» WHAT TO DO:
Rewrite everything from the start of the records down to the line containing "series-line-external-ar [162, 58, 995, 682]", swapping "Intensity" for "Brightness" and keeping everything else the same.

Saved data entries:
— Start —

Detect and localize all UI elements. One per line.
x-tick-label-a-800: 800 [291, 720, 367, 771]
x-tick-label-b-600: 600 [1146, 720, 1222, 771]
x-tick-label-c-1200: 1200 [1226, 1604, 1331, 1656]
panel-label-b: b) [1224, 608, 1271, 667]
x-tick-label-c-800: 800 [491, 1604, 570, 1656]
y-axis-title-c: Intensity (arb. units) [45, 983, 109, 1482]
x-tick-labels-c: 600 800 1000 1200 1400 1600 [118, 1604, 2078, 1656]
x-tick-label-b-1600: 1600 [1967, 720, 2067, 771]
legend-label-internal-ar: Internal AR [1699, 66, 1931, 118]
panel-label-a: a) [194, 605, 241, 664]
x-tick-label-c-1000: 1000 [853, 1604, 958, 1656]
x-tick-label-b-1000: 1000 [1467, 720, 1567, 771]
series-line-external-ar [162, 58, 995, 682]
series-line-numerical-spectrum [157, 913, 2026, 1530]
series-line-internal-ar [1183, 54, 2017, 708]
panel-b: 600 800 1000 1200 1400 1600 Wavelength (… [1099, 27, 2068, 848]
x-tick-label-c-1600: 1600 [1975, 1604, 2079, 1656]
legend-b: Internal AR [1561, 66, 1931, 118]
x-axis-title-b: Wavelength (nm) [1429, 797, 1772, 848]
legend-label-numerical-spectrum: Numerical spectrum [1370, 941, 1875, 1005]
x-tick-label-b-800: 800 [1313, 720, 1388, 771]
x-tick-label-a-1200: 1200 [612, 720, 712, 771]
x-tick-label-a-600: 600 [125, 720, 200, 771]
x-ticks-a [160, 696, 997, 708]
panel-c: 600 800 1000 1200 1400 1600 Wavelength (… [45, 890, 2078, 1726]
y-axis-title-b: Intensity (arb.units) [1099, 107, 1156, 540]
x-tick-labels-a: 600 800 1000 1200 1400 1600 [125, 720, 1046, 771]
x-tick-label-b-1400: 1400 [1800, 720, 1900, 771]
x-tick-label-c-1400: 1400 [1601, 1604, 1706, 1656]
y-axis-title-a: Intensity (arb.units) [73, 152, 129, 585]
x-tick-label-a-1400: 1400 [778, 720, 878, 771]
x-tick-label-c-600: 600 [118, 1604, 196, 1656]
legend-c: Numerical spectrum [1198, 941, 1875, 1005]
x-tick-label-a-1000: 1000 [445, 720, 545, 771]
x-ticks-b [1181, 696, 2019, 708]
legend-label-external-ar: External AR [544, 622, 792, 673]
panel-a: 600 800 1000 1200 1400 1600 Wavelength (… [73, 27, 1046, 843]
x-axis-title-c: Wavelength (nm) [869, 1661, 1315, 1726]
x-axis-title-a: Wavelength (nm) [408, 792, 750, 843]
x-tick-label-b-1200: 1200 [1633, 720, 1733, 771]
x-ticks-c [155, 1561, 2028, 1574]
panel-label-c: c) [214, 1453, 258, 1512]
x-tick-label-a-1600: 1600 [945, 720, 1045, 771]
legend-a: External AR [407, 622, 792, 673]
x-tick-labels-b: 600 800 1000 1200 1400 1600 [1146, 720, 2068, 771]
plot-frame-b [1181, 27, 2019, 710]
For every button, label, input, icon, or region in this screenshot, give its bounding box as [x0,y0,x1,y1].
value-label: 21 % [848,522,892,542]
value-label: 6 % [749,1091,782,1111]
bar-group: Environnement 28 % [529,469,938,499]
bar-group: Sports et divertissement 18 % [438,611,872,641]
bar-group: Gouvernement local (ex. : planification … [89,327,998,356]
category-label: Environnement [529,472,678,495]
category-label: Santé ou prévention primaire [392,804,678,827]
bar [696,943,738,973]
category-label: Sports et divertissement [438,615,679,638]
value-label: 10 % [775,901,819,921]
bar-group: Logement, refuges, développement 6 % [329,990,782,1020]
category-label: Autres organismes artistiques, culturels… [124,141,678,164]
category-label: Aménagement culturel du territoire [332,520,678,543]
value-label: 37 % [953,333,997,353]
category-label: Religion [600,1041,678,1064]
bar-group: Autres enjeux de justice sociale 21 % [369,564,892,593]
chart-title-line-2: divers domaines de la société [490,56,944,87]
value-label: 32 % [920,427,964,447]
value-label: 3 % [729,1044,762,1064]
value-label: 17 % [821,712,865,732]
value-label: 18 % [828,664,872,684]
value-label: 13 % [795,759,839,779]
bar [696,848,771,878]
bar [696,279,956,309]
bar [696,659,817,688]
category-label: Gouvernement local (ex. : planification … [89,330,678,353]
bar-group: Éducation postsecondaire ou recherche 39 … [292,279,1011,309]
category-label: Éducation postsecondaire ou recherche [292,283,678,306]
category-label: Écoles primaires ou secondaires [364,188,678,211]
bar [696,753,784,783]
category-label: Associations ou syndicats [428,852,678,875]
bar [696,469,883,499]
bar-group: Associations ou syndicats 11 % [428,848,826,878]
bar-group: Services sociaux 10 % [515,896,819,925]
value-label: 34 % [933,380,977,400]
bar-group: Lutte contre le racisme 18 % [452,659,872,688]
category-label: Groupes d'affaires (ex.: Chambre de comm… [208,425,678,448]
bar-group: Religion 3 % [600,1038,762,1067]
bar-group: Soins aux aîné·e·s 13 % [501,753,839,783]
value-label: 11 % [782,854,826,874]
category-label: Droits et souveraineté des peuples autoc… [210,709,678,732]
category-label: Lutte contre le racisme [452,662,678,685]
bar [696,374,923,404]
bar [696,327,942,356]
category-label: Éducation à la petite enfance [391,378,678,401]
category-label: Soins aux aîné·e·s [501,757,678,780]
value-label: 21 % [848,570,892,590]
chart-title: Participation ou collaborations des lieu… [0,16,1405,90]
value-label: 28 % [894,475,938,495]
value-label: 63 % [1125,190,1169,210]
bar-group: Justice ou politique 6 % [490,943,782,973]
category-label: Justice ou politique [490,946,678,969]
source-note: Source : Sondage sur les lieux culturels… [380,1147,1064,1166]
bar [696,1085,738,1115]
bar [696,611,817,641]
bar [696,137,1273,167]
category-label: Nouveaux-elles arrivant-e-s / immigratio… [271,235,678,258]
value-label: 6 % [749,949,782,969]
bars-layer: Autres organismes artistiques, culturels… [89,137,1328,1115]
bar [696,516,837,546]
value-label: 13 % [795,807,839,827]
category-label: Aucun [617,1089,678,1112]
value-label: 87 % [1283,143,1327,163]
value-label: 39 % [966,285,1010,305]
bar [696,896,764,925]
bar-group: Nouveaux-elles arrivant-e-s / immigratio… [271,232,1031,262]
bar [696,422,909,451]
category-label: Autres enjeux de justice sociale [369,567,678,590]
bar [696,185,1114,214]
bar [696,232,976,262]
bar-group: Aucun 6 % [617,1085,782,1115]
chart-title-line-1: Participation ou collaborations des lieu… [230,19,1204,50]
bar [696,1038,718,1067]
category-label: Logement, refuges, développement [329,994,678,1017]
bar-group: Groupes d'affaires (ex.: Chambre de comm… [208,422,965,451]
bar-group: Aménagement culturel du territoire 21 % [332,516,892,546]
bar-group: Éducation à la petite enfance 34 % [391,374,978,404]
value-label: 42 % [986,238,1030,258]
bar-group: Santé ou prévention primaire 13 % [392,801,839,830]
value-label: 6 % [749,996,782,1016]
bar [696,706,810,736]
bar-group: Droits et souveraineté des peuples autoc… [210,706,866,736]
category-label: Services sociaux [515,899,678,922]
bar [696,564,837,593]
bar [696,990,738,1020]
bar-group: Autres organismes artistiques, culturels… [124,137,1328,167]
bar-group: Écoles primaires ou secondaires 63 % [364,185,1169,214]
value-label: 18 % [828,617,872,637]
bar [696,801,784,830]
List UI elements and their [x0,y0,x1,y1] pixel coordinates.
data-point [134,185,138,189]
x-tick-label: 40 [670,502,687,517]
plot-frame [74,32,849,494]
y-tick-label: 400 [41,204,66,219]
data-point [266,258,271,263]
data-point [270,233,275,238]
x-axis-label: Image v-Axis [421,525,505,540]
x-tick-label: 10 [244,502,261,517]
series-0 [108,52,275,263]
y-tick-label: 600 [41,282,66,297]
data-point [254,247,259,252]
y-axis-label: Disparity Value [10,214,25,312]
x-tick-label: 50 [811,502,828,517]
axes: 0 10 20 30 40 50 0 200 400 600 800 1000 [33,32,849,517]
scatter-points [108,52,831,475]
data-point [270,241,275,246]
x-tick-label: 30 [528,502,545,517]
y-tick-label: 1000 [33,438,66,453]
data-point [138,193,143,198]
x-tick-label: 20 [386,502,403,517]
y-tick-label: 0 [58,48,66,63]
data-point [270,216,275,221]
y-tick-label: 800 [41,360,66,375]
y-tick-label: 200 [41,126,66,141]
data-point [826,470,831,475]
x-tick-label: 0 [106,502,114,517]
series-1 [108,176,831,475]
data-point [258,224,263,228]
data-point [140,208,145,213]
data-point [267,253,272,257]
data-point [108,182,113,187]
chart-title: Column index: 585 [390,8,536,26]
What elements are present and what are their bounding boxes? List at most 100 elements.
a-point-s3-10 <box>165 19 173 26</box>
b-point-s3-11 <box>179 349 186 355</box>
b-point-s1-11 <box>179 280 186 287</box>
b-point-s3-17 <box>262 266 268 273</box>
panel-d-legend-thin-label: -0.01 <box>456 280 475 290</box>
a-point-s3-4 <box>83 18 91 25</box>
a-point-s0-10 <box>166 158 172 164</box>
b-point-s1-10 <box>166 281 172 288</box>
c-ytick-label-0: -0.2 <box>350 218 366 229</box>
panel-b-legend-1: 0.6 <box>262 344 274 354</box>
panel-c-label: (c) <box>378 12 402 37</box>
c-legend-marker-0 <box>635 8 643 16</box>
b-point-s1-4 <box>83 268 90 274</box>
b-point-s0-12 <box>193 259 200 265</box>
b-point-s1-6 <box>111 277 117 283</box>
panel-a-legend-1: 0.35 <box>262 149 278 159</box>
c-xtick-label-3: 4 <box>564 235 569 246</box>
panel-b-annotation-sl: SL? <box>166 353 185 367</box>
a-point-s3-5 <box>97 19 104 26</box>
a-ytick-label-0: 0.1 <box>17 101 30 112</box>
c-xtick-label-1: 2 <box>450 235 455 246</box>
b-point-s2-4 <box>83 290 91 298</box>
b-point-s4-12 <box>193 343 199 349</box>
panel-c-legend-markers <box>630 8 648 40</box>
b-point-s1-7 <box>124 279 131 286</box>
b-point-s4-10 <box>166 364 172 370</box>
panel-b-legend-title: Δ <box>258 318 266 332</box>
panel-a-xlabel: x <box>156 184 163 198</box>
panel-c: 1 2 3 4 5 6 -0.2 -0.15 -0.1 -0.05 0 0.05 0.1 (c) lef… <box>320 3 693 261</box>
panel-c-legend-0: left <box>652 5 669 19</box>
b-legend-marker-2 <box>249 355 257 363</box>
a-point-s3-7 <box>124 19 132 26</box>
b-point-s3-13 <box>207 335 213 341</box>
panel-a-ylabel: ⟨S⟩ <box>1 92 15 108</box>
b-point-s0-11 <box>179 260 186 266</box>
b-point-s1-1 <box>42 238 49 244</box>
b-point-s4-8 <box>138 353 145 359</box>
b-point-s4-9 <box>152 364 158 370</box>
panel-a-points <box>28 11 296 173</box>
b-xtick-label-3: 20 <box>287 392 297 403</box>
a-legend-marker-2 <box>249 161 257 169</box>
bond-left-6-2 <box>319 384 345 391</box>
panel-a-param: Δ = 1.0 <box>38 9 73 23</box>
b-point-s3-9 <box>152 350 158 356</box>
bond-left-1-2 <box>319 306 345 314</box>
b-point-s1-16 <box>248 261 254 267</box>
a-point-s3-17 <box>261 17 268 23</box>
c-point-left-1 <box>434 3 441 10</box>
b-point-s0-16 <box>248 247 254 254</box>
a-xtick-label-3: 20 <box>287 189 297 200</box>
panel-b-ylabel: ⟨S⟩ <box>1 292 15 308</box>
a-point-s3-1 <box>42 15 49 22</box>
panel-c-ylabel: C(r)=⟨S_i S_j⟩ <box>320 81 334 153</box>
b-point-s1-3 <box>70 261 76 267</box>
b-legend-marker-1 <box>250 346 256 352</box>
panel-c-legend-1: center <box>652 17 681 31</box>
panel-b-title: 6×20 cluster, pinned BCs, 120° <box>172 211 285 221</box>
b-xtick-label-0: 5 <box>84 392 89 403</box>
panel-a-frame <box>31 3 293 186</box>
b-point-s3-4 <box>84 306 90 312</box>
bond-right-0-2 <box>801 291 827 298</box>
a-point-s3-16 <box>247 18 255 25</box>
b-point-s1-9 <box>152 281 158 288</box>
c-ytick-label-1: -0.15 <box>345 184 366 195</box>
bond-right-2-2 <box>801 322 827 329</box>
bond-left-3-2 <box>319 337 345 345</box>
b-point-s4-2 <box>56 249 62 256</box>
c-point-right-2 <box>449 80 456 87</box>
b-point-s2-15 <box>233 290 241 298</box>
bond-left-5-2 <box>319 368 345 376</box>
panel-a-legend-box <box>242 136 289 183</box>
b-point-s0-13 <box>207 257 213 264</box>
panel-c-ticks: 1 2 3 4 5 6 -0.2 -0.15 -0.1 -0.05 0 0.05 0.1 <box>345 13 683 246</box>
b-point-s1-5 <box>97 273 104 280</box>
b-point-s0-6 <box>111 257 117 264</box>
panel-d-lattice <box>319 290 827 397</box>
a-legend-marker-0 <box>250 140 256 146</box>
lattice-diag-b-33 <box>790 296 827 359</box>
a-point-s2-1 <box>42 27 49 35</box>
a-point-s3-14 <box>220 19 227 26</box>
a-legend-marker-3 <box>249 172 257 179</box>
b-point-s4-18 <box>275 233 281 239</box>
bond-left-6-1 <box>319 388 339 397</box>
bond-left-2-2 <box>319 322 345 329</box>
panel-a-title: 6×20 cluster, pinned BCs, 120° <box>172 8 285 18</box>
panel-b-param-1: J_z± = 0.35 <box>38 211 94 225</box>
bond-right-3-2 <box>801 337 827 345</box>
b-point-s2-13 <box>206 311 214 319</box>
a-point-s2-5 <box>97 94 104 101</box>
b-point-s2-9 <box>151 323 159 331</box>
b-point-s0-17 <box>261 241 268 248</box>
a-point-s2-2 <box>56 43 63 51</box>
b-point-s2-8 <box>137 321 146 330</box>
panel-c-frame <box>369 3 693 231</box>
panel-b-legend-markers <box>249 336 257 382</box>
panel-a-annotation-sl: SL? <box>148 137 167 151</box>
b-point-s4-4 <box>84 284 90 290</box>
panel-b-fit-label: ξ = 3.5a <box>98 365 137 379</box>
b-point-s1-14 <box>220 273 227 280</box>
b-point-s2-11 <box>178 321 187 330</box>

— End —

» SOLUTION:
Detect and localize all UI elements. One per line.
x-tick-label-a-800: 800 [291, 720, 367, 771]
x-tick-label-b-600: 600 [1146, 720, 1222, 771]
x-tick-label-c-1200: 1200 [1226, 1604, 1331, 1656]
panel-label-b: b) [1224, 608, 1271, 667]
x-tick-label-c-800: 800 [491, 1604, 570, 1656]
y-axis-title-c: Brightness (arb. units) [45, 983, 109, 1482]
x-tick-labels-c: 600 800 1000 1200 1400 1600 [118, 1604, 2078, 1656]
x-tick-label-b-1600: 1600 [1967, 720, 2067, 771]
legend-label-internal-ar: Internal AR [1699, 66, 1931, 118]
panel-label-a: a) [194, 605, 241, 664]
x-tick-label-c-1000: 1000 [853, 1604, 958, 1656]
x-tick-label-b-1000: 1000 [1467, 720, 1567, 771]
series-line-external-ar [162, 58, 995, 682]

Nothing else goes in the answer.